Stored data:
********
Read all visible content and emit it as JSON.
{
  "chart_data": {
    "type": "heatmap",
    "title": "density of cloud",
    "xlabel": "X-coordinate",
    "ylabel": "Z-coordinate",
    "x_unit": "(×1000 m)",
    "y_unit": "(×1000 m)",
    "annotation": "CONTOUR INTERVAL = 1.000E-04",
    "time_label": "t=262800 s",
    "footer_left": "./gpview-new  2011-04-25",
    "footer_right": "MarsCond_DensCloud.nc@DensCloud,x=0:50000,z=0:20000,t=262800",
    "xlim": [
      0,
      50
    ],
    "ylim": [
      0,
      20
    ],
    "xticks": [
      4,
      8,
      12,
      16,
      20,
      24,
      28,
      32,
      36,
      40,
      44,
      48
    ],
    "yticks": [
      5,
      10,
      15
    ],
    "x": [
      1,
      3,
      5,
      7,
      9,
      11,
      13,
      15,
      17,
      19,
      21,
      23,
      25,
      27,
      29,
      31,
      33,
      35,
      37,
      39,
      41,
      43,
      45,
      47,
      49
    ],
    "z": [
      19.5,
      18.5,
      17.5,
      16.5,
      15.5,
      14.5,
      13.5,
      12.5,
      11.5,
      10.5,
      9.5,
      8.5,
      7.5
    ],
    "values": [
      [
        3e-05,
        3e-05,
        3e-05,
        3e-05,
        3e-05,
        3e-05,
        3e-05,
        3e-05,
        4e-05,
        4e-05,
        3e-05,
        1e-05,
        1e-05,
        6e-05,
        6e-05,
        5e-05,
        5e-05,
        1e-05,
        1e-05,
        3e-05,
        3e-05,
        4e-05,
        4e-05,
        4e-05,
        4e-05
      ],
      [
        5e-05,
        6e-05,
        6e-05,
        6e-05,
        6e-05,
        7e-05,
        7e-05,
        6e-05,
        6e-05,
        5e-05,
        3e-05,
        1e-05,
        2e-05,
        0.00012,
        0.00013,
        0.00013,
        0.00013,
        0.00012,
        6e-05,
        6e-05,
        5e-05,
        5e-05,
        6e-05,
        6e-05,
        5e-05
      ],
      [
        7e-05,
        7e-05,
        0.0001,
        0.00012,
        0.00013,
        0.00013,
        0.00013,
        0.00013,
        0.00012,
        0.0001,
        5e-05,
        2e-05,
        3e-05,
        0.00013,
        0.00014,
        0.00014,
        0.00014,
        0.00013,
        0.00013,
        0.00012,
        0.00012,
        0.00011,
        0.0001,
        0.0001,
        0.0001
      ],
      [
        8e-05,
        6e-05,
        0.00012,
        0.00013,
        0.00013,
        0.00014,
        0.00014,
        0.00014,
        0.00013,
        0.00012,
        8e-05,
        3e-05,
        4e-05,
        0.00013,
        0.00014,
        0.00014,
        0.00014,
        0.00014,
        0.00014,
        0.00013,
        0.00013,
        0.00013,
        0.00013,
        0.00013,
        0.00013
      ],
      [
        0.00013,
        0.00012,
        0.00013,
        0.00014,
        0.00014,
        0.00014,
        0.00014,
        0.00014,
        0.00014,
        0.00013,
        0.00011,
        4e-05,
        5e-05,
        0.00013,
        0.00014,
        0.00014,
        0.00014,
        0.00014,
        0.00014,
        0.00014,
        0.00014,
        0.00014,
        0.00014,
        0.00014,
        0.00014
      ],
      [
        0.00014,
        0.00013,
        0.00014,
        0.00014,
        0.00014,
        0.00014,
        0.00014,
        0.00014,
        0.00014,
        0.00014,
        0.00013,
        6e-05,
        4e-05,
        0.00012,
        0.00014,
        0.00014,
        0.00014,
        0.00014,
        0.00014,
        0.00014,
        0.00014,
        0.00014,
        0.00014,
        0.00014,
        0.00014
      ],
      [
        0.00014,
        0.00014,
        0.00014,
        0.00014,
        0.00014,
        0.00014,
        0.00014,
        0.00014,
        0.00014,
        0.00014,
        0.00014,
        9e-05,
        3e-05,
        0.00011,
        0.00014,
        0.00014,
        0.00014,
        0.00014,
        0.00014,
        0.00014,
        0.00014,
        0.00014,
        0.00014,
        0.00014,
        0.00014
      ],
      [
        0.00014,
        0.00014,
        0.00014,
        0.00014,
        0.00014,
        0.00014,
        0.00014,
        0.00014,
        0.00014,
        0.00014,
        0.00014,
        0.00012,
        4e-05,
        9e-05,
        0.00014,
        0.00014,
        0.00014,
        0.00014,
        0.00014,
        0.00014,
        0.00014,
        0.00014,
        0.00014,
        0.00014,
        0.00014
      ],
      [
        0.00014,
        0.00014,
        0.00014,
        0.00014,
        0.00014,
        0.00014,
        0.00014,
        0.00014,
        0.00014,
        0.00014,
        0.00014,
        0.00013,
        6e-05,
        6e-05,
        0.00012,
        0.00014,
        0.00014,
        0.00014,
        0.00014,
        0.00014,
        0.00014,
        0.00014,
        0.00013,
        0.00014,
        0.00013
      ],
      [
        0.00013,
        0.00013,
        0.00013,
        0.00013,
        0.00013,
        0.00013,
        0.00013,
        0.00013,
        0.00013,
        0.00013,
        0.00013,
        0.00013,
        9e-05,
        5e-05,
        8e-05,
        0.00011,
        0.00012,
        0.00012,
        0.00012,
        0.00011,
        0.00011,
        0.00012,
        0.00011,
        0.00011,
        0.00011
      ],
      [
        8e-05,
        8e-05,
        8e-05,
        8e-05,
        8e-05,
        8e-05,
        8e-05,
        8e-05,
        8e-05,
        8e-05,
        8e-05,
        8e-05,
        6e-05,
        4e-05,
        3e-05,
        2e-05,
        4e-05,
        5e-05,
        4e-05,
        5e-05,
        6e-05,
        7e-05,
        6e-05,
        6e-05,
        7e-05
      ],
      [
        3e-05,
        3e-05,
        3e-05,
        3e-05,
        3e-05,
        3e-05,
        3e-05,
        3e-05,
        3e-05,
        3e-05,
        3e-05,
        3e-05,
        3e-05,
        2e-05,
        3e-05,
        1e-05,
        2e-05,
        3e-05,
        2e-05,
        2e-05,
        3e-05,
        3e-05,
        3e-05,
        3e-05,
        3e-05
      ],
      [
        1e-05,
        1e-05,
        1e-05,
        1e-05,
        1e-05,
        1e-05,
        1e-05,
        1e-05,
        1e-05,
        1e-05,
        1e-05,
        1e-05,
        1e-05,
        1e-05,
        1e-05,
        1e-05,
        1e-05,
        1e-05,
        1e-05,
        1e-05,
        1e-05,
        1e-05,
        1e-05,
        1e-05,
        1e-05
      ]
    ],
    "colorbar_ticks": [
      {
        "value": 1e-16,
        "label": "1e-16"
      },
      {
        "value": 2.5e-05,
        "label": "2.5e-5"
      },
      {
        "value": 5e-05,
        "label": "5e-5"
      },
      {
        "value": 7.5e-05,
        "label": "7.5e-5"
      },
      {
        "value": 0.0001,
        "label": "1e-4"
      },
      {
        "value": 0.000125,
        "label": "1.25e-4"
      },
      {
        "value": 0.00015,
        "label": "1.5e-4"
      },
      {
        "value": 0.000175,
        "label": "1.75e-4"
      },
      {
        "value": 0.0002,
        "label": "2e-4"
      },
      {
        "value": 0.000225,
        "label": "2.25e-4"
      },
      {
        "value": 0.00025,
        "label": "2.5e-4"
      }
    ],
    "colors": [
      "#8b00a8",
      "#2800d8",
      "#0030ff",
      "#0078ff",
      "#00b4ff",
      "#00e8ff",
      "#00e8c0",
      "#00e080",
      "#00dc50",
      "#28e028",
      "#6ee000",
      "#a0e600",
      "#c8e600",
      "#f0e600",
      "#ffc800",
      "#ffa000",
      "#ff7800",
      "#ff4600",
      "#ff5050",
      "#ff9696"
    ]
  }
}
********
Restate the whole listing exactly, leaving out nothing.

EXERCISE RESULT:
Read all visible content and emit it as JSON.
{
  "chart_data": {
    "type": "heatmap",
    "title": "density of cloud",
    "xlabel": "X-coordinate",
    "ylabel": "Z-coordinate",
    "x_unit": "(×1000 m)",
    "y_unit": "(×1000 m)",
    "annotation": "CONTOUR INTERVAL = 1.000E-04",
    "time_label": "t=262800 s",
    "footer_left": "./gpview-new  2011-04-25",
    "footer_right": "MarsCond_DensCloud.nc@DensCloud,x=0:50000,z=0:20000,t=262800",
    "xlim": [
      0,
      50
    ],
    "ylim": [
      0,
      20
    ],
    "xticks": [
      4,
      8,
      12,
      16,
      20,
      24,
      28,
      32,
      36,
      40,
      44,
      48
    ],
    "yticks": [
      5,
      10,
      15
    ],
    "x": [
      1,
      3,
      5,
      7,
      9,
      11,
      13,
      15,
      17,
      19,
      21,
      23,
      25,
      27,
      29,
      31,
      33,
      35,
      37,
      39,
      41,
      43,
      45,
      47,
      49
    ],
    "z": [
      19.5,
      18.5,
      17.5,
      16.5,
      15.5,
      14.5,
      13.5,
      12.5,
      11.5,
      10.5,
      9.5,
      8.5,
      7.5
    ],
    "values": [
      [
        3e-05,
        3e-05,
        3e-05,
        3e-05,
        3e-05,
        3e-05,
        3e-05,
        3e-05,
        4e-05,
        4e-05,
        3e-05,
        1e-05,
        1e-05,
        6e-05,
        6e-05,
        5e-05,
        5e-05,
        1e-05,
        1e-05,
        3e-05,
        3e-05,
        4e-05,
        4e-05,
        4e-05,
        4e-05
      ],
      [
        5e-05,
        6e-05,
        6e-05,
        6e-05,
        6e-05,
        7e-05,
        7e-05,
        6e-05,
        6e-05,
        5e-05,
        3e-05,
        1e-05,
        2e-05,
        0.00012,
        0.00013,
        0.00013,
        0.00013,
        0.00012,
        6e-05,
        6e-05,
        5e-05,
        5e-05,
        6e-05,
        6e-05,
        5e-05
      ],
      [
        7e-05,
        7e-05,
        0.0001,
        0.00012,
        0.00013,
        0.00013,
        0.00013,
        0.00013,
        0.00012,
        0.0001,
        5e-05,
        2e-05,
        3e-05,
        0.00013,
        0.00014,
        0.00014,
        0.00014,
        0.00013,
        0.00013,
        0.00012,
        0.00012,
        0.00011,
        0.0001,
        0.0001,
        0.0001
      ],
      [
        8e-05,
        6e-05,
        0.00012,
        0.00013,
        0.00013,
        0.00014,
        0.00014,
        0.00014,
        0.00013,
        0.00012,
        8e-05,
        3e-05,
        4e-05,
        0.00013,
        0.00014,
        0.00014,
        0.00014,
        0.00014,
        0.00014,
        0.00013,
        0.00013,
        0.00013,
        0.00013,
        0.00013,
        0.00013
      ],
      [
        0.00013,
        0.00012,
        0.00013,
        0.00014,
        0.00014,
        0.00014,
        0.00014,
        0.00014,
        0.00014,
        0.00013,
        0.00011,
        4e-05,
        5e-05,
        0.00013,
        0.00014,
        0.00014,
        0.00014,
        0.00014,
        0.00014,
        0.00014,
        0.00014,
        0.00014,
        0.00014,
        0.00014,
        0.00014
      ],
      [
        0.00014,
        0.00013,
        0.00014,
        0.00014,
        0.00014,
        0.00014,
        0.00014,
        0.00014,
        0.00014,
        0.00014,
        0.00013,
        6e-05,
        4e-05,
        0.00012,
        0.00014,
        0.00014,
        0.00014,
        0.00014,
        0.00014,
        0.00014,
        0.00014,
        0.00014,
        0.00014,
        0.00014,
        0.00014
      ],
      [
        0.00014,
        0.00014,
        0.00014,
        0.00014,
        0.00014,
        0.00014,
        0.00014,
        0.00014,
        0.00014,
        0.00014,
        0.00014,
        9e-05,
        3e-05,
        0.00011,
        0.00014,
        0.00014,
        0.00014,
        0.00014,
        0.00014,
        0.00014,
        0.00014,
        0.00014,
        0.00014,
        0.00014,
        0.00014
      ],
      [
        0.00014,
        0.00014,
        0.00014,
        0.00014,
        0.00014,
        0.00014,
        0.00014,
        0.00014,
        0.00014,
        0.00014,
        0.00014,
        0.00012,
        4e-05,
        9e-05,
        0.00014,
        0.00014,
        0.00014,
        0.00014,
        0.00014,
        0.00014,
        0.00014,
        0.00014,
        0.00014,
        0.00014,
        0.00014
      ],
      [
        0.00014,
        0.00014,
        0.00014,
        0.00014,
        0.00014,
        0.00014,
        0.00014,
        0.00014,
        0.00014,
        0.00014,
        0.00014,
        0.00013,
        6e-05,
        6e-05,
        0.00012,
        0.00014,
        0.00014,
        0.00014,
        0.00014,
        0.00014,
        0.00014,
        0.00014,
        0.00013,
        0.00014,
        0.00013
      ],
      [
        0.00013,
        0.00013,
        0.00013,
        0.00013,
        0.00013,
        0.00013,
        0.00013,
        0.00013,
        0.00013,
        0.00013,
        0.00013,
        0.00013,
        9e-05,
        5e-05,
        8e-05,
        0.00011,
        0.00012,
        0.00012,
        0.00012,
        0.00011,
        0.00011,
        0.00012,
        0.00011,
        0.00011,
        0.00011
      ],
      [
        8e-05,
        8e-05,
        8e-05,
        8e-05,
        8e-05,
        8e-05,
        8e-05,
        8e-05,
        8e-05,
        8e-05,
        8e-05,
        8e-05,
        6e-05,
        4e-05,
        3e-05,
        2e-05,
        4e-05,
        5e-05,
        4e-05,
        5e-05,
        6e-05,
        7e-05,
        6e-05,
        6e-05,
        7e-05
      ],
      [
        3e-05,
        3e-05,
        3e-05,
        3e-05,
        3e-05,
        3e-05,
        3e-05,
        3e-05,
        3e-05,
        3e-05,
        3e-05,
        3e-05,
        3e-05,
        2e-05,
        3e-05,
        1e-05,
        2e-05,
        3e-05,
        2e-05,
        2e-05,
        3e-05,
        3e-05,
        3e-05,
        3e-05,
        3e-05
      ],
      [
        1e-05,
        1e-05,
        1e-05,
        1e-05,
        1e-05,
        1e-05,
        1e-05,
        1e-05,
        1e-05,
        1e-05,
        1e-05,
        1e-05,
        1e-05,
        1e-05,
        1e-05,
        1e-05,
        1e-05,
        1e-05,
        1e-05,
        1e-05,
        1e-05,
        1e-05,
        1e-05,
        1e-05,
        1e-05
      ]
    ],
    "colorbar_ticks": [
      {
        "value": 1e-16,
        "label": "1e-16"
      },
      {
        "value": 2.5e-05,
        "label": "2.5e-5"
      },
      {
        "value": 5e-05,
        "label": "5e-5"
      },
      {
        "value": 7.5e-05,
        "label": "7.5e-5"
      },
      {
        "value": 0.0001,
        "label": "1e-4"
      },
      {
        "value": 0.000125,
        "label": "1.25e-4"
      },
      {
        "value": 0.00015,
        "label": "1.5e-4"
      },
      {
        "value": 0.000175,
        "label": "1.75e-4"
      },
      {
        "value": 0.0002,
        "label": "2e-4"
      },
      {
        "value": 0.000225,
        "label": "2.25e-4"
      },
      {
        "value": 0.00025,
        "label": "2.5e-4"
      }
    ],
    "colors": [
      "#8b00a8",
      "#2800d8",
      "#0030ff",
      "#0078ff",
      "#00b4ff",
      "#00e8ff",
      "#00e8c0",
      "#00e080",
      "#00dc50",
      "#28e028",
      "#6ee000",
      "#a0e600",
      "#c8e600",
      "#f0e600",
      "#ffc800",
      "#ffa000",
      "#ff7800",
      "#ff4600",
      "#ff5050",
      "#ff9696"
    ]
  }
}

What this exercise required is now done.